WHAT THIS TASK INVOLVES
Pick every line from the data that holds the word "style".

DATASET RECORDS
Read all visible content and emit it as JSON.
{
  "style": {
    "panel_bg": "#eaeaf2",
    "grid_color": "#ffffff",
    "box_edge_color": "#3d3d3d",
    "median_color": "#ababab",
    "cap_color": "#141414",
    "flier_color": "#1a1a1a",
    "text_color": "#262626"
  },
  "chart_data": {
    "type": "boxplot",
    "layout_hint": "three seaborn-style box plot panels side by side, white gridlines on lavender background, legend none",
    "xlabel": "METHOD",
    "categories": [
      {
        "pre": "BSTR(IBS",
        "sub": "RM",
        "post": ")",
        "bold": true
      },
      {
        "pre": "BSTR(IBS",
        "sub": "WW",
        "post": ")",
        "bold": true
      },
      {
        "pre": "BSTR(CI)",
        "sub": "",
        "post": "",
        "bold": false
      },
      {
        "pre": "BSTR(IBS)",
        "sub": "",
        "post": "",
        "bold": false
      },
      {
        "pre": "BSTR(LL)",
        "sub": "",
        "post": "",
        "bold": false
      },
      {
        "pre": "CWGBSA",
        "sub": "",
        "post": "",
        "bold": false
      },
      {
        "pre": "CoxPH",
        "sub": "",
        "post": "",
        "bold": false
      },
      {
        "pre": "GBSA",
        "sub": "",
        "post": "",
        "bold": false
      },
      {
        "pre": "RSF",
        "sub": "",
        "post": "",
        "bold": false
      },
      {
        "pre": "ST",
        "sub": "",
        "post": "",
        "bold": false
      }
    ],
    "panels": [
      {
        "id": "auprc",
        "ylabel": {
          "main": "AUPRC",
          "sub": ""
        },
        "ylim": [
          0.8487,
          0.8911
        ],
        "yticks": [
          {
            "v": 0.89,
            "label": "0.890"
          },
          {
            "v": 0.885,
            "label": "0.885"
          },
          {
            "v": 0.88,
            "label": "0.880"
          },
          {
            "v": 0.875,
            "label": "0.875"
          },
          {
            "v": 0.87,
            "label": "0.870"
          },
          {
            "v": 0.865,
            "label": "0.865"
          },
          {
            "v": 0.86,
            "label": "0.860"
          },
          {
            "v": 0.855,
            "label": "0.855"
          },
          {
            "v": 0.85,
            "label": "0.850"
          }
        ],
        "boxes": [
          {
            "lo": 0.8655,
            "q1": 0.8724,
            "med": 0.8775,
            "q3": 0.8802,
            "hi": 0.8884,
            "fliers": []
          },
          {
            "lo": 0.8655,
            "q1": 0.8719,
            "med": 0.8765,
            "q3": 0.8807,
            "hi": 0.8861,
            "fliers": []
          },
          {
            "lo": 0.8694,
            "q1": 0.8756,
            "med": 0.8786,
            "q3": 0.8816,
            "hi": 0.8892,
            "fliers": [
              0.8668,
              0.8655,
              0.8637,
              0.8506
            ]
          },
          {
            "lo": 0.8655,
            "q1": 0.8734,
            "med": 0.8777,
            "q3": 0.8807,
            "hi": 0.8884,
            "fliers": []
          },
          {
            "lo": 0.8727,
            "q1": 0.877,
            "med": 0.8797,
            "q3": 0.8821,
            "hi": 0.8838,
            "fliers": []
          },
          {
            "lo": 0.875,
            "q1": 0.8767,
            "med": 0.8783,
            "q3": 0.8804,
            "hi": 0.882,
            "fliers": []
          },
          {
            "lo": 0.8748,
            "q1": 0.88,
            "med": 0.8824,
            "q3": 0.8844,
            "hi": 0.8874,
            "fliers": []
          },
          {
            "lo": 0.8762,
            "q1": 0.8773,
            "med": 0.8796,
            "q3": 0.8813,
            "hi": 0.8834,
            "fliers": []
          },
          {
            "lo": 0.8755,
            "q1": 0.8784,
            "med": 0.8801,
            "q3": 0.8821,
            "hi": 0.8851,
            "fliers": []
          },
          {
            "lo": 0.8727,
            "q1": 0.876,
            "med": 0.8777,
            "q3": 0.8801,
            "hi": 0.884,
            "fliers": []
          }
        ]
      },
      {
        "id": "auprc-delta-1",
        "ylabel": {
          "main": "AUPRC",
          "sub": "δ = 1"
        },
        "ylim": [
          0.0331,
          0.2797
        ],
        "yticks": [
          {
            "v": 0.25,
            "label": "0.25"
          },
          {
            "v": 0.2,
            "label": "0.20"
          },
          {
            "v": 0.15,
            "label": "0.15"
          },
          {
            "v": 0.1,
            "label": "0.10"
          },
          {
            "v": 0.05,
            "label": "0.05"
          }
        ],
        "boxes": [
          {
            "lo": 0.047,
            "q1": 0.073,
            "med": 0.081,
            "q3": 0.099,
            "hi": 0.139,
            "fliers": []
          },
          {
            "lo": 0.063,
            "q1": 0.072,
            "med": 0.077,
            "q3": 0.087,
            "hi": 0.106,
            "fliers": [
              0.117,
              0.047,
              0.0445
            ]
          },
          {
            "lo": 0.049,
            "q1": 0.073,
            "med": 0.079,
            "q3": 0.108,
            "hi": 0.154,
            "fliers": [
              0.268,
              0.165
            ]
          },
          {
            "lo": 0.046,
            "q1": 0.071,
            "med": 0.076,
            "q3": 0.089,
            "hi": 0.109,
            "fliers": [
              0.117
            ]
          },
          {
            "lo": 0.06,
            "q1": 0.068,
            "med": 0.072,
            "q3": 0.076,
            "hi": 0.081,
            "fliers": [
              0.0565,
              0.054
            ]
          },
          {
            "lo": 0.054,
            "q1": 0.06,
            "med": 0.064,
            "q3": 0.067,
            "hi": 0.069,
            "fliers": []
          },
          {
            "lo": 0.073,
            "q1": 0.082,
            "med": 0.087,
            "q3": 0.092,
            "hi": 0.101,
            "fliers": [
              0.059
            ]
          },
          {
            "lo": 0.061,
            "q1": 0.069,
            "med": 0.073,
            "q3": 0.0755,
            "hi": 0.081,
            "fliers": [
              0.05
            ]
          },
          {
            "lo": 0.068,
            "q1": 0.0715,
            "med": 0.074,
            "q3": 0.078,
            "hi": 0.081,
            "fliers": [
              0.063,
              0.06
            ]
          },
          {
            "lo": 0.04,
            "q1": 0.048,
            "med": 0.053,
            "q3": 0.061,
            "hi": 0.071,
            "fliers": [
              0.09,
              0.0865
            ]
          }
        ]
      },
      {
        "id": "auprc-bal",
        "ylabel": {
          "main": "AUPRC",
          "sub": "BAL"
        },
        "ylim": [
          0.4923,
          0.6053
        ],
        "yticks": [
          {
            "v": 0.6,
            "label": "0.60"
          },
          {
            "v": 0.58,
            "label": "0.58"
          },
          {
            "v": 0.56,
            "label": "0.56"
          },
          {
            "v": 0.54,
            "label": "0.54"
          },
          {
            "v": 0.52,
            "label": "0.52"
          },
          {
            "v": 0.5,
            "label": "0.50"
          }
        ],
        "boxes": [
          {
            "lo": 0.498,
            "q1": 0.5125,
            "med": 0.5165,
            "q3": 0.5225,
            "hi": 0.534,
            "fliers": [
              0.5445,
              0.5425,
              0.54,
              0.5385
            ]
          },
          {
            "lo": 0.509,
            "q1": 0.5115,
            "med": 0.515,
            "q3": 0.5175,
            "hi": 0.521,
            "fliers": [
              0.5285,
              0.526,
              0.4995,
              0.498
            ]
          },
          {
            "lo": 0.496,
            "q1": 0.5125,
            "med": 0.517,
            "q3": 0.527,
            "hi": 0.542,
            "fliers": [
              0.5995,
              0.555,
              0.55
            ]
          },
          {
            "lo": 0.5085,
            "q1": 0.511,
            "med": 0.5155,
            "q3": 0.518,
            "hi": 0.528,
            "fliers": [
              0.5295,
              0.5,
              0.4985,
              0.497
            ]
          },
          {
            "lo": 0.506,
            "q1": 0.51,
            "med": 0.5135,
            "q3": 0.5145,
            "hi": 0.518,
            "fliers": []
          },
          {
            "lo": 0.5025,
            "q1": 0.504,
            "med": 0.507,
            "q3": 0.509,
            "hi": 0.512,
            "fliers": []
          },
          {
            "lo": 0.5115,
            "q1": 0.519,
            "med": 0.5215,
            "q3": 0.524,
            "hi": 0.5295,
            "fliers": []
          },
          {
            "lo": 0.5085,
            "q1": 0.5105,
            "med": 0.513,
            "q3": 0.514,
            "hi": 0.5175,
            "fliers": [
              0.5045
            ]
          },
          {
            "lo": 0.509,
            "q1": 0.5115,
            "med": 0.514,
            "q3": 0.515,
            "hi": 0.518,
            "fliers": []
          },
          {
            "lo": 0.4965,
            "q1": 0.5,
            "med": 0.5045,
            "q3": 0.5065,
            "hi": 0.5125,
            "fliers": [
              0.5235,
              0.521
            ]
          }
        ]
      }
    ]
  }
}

RESULT OF THIS TASK
  "style": {
    "layout_hint": "three seaborn-style box plot panels side by side, white gridlines on lavender background, legend none",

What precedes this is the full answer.